Take each line containing the word "name" and copy it.

[Dataset entries on figures]
* Begin *

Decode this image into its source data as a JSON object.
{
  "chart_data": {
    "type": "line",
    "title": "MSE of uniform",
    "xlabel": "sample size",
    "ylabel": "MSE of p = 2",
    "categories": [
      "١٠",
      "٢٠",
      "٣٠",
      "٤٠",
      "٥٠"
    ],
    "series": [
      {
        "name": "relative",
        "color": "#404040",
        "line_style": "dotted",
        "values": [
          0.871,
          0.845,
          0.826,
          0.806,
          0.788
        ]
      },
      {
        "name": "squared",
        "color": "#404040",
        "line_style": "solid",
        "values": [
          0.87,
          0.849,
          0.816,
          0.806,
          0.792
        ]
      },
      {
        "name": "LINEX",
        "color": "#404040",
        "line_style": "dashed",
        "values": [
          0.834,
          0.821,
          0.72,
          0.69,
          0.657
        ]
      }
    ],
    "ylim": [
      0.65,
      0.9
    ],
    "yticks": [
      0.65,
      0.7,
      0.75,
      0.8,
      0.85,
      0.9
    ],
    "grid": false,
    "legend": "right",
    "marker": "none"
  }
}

* End *

### Problem solution
        "name": "relative",
        "name": "squared",
        "name": "LINEX",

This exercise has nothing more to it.